EXERCISE OBJECTIVE –
Exactly repeat all the records below, omitting the images they hold.

MATERIAL FOR THIS EXERCISE –
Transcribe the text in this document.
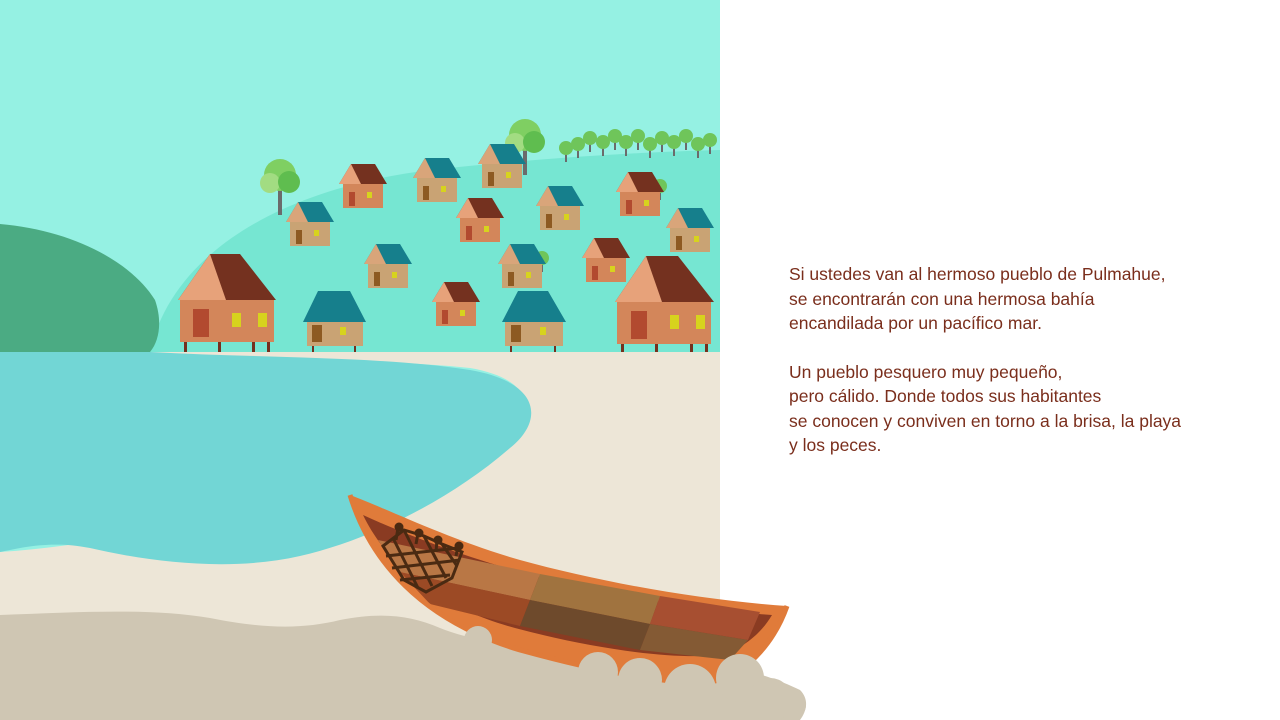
Si ustedes van al hermoso pueblo de Pulmahue,
se encontrarán con una hermosa bahía
encandilada por un pacífico mar.

Un pueblo pesquero muy pequeño,
pero cálido. Donde todos sus habitantes
se conocen y conviven en torno a la brisa, la playa
y los peces.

RESULT BELOW –
Transcribe the text in this document.
Si ustedes van al hermoso pueblo de Pulmahue,
se encontrarán con una hermosa bahía
encandilada por un pacífico mar.

Un pueblo pesquero muy pequeño,
pero cálido. Donde todos sus habitantes
se conocen y conviven en torno a la brisa, la playa
y los peces.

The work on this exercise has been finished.